Present the following entries again, word for word and in full.

┄┄┄┄┄┄

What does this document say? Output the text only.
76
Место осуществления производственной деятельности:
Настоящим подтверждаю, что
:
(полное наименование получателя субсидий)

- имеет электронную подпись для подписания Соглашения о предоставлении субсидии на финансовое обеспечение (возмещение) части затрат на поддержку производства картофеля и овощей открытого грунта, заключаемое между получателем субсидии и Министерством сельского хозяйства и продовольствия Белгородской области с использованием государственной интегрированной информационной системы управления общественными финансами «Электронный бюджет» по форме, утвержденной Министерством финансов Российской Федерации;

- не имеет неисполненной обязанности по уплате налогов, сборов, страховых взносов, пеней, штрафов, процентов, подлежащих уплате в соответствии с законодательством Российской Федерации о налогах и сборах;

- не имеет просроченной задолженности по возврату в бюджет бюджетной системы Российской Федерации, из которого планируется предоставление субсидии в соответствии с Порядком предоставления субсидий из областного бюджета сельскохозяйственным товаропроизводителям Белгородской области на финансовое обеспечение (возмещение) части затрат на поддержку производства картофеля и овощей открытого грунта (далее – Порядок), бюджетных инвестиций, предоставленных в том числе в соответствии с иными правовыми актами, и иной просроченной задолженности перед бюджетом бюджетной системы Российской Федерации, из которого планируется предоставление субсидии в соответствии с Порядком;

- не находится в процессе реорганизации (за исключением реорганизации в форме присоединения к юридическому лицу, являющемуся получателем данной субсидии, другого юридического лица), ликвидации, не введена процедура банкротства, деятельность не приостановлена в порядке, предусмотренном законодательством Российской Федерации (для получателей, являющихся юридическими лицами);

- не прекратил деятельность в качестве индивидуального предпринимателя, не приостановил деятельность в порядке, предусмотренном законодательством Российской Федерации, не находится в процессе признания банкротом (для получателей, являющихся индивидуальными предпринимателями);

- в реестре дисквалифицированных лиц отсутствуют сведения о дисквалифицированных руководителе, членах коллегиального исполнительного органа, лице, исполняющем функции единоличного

┄┄┄┄┄┄

▸ RESULT FOR THIS EXERCISE
What does this document say? Output the text only.
76
Место осуществления производственной деятельности:
Настоящим подтверждаю, что
:
(полное наименование получателя субсидий)

- имеет электронную подпись для подписания Соглашения о предоставлении субсидии на финансовое обеспечение (возмещение) части затрат на поддержку производства картофеля и овощей открытого грунта, заключаемое между получателем субсидии и Министерством сельского хозяйства и продовольствия Белгородской области с использованием государственной интегрированной информационной системы управления общественными финансами «Электронный бюджет» по форме, утвержденной Министерством финансов Российской Федерации;

- не имеет неисполненной обязанности по уплате налогов, сборов, страховых взносов, пеней, штрафов, процентов, подлежащих уплате в соответствии с законодательством Российской Федерации о налогах и сборах;

- не имеет просроченной задолженности по возврату в бюджет бюджетной системы Российской Федерации, из которого планируется предоставление субсидии в соответствии с Порядком предоставления субсидий из областного бюджета сельскохозяйственным товаропроизводителям Белгородской области на финансовое обеспечение (возмещение) части затрат на поддержку производства картофеля и овощей открытого грунта (далее – Порядок), бюджетных инвестиций, предоставленных в том числе в соответствии с иными правовыми актами, и иной просроченной задолженности перед бюджетом бюджетной системы Российской Федерации, из которого планируется предоставление субсидии в соответствии с Порядком;

- не находится в процессе реорганизации (за исключением реорганизации в форме присоединения к юридическому лицу, являющемуся получателем данной субсидии, другого юридического лица), ликвидации, не введена процедура банкротства, деятельность не приостановлена в порядке, предусмотренном законодательством Российской Федерации (для получателей, являющихся юридическими лицами);

- не прекратил деятельность в качестве индивидуального предпринимателя, не приостановил деятельность в порядке, предусмотренном законодательством Российской Федерации, не находится в процессе признания банкротом (для получателей, являющихся индивидуальными предпринимателями);

- в реестре дисквалифицированных лиц отсутствуют сведения о дисквалифицированных руководителе, членах коллегиального исполнительного органа, лице, исполняющем функции единоличного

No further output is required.